===== Provided data
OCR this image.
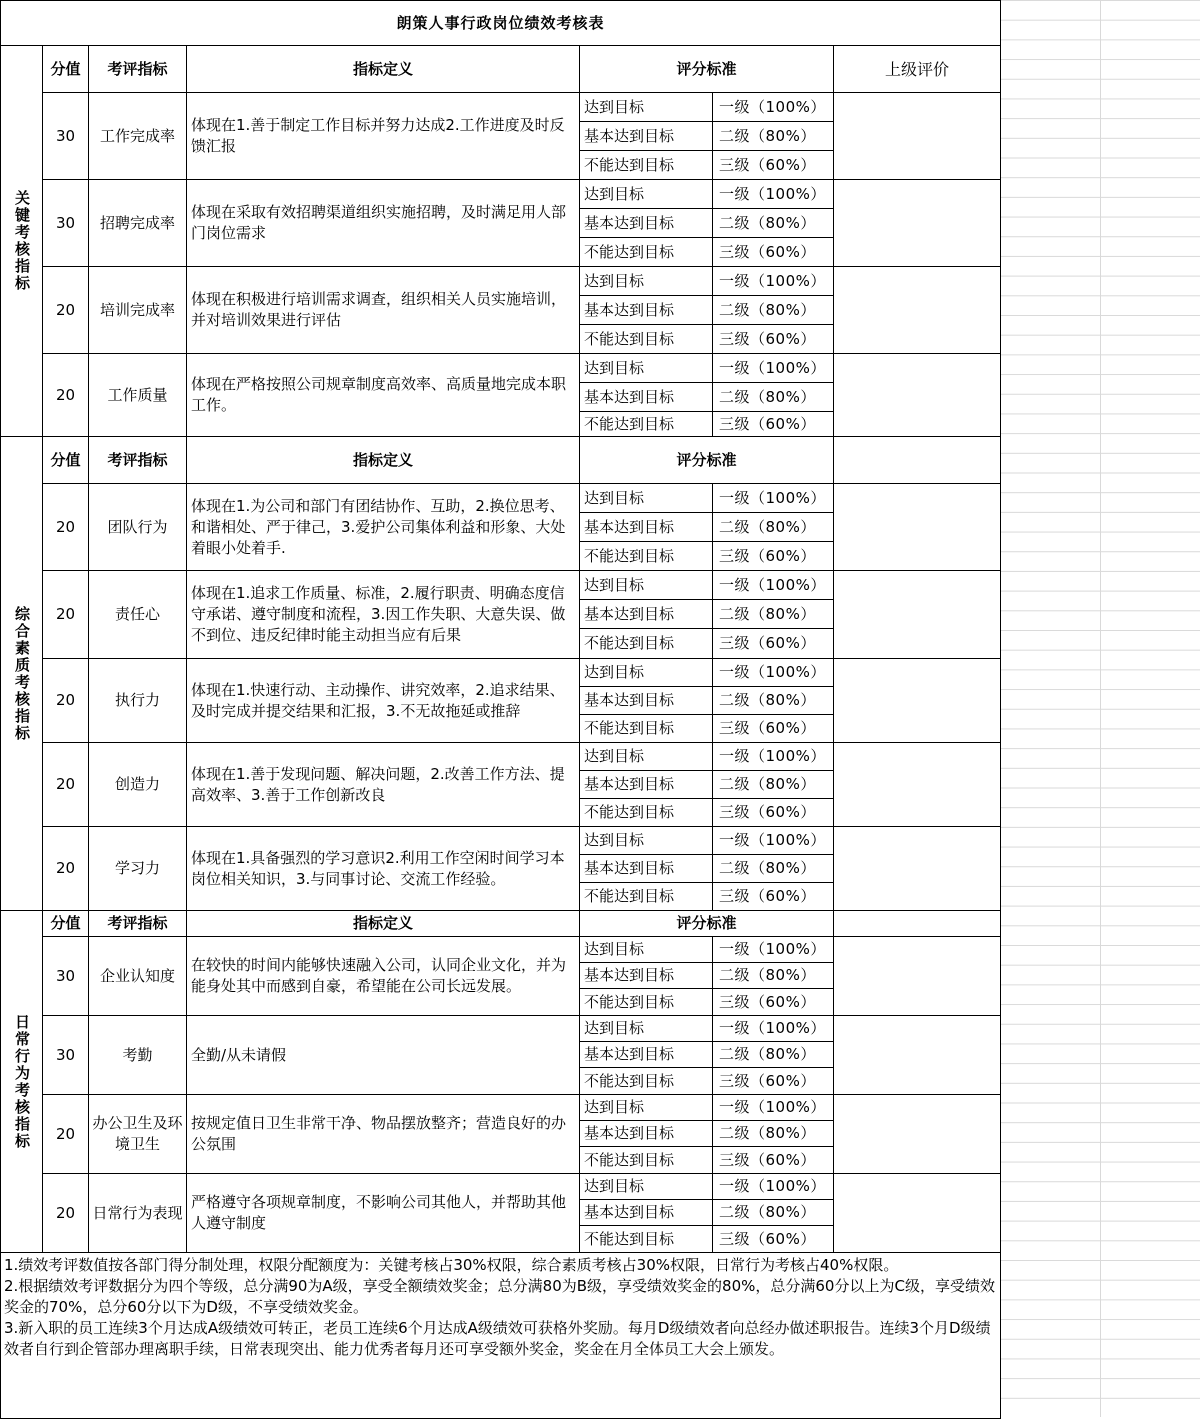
朗策人事行政岗位绩效考核表						
关键考核指标	分值	考评指标	指标定义	评分标准		上级评价
	30	工作完成率	体现在1.善于制定工作目标并努力达成2.工作进度及时反馈汇报	达到目标	一级（100%）	
				基本达到目标	二级（80%）	
				不能达到目标	三级（60%）	
	30	招聘完成率	体现在采取有效招聘渠道组织实施招聘，及时满足用人部门岗位需求	达到目标	一级（100%）	
				基本达到目标	二级（80%）	
				不能达到目标	三级（60%）	
	20	培训完成率	体现在积极进行培训需求调查，组织相关人员实施培训，并对培训效果进行评估	达到目标	一级（100%）	
				基本达到目标	二级（80%）	
				不能达到目标	三级（60%）	
	20	工作质量	体现在严格按照公司规章制度高效率、高质量地完成本职工作。	达到目标	一级（100%）	
				基本达到目标	二级（80%）	
				不能达到目标	三级（60%）	
综合素质考核指标	分值	考评指标	指标定义	评分标准		
	20	团队行为	体现在1.为公司和部门有团结协作、互助，2.换位思考、和谐相处、严于律己，3.爱护公司集体利益和形象、大处着眼小处着手.	达到目标	一级（100%）	
				基本达到目标	二级（80%）	
				不能达到目标	三级（60%）	
	20	责任心	体现在1.追求工作质量、标准，2.履行职责、明确态度信守承诺、遵守制度和流程，3.因工作失职、大意失误、做不到位、违反纪律时能主动担当应有后果	达到目标	一级（100%）	
				基本达到目标	二级（80%）	
				不能达到目标	三级（60%）	
	20	执行力	体现在1.快速行动、主动操作、讲究效率，2.追求结果、及时完成并提交结果和汇报，3.不无故拖延或推辞	达到目标	一级（100%）	
				基本达到目标	二级（80%）	
				不能达到目标	三级（60%）	
	20	创造力	体现在1.善于发现问题、解决问题，2.改善工作方法、提高效率、3.善于工作创新改良	达到目标	一级（100%）	
				基本达到目标	二级（80%）	
				不能达到目标	三级（60%）	
	20	学习力	体现在1.具备强烈的学习意识2.利用工作空闲时间学习本岗位相关知识，3.与同事讨论、交流工作经验。	达到目标	一级（100%）	
				基本达到目标	二级（80%）	
				不能达到目标	三级（60%）	
日常行为考核指标	分值	考评指标	指标定义	评分标准		
	30	企业认知度	在较快的时间内能够快速融入公司，认同企业文化，并为能身处其中而感到自豪，希望能在公司长远发展。	达到目标	一级（100%）	
				基本达到目标	二级（80%）	
				不能达到目标	三级（60%）	
	30	考勤	全勤/从未请假	达到目标	一级（100%）	
				基本达到目标	二级（80%）	
				不能达到目标	三级（60%）	
	20	办公卫生及环境卫生	按规定值日卫生非常干净、物品摆放整齐；营造良好的办公氛围	达到目标	一级（100%）	
				基本达到目标	二级（80%）	
				不能达到目标	三级（60%）	
	20	日常行为表现	严格遵守各项规章制度，不影响公司其他人，并帮助其他人遵守制度	达到目标	一级（100%）	
				基本达到目标	二级（80%）	
				不能达到目标	三级（60%）	

1.绩效考评数值按各部门得分制处理，权限分配额度为：关键考核占30%权限，综合素质考核占30%权限，日常行为考核占40%权限。
2.根据绩效考评数据分为四个等级，总分满90为A级，享受全额绩效奖金；总分满80为B级，享受绩效奖金的80%，总分满60分以上为C级，享受绩效奖金的70%，总分60分以下为D级，不享受绩效奖金。
3.新入职的员工连续3个月达成A级绩效可转正，老员工连续6个月达成A级绩效可获格外奖励。每月D级绩效者向总经办做述职报告。连续3个月D级绩效者自行到企管部办理离职手续，日常表现突出、能力优秀者每月还可享受额外奖金，奖金在月全体员工大会上颁发。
==========
Filter the records for lines holding the string "考评指标". Copy each one.

关键考核指标	分值	考评指标	指标定义	评分标准		上级评价
综合素质考核指标	分值	考评指标	指标定义	评分标准		
日常行为考核指标	分值	考评指标	指标定义	评分标准		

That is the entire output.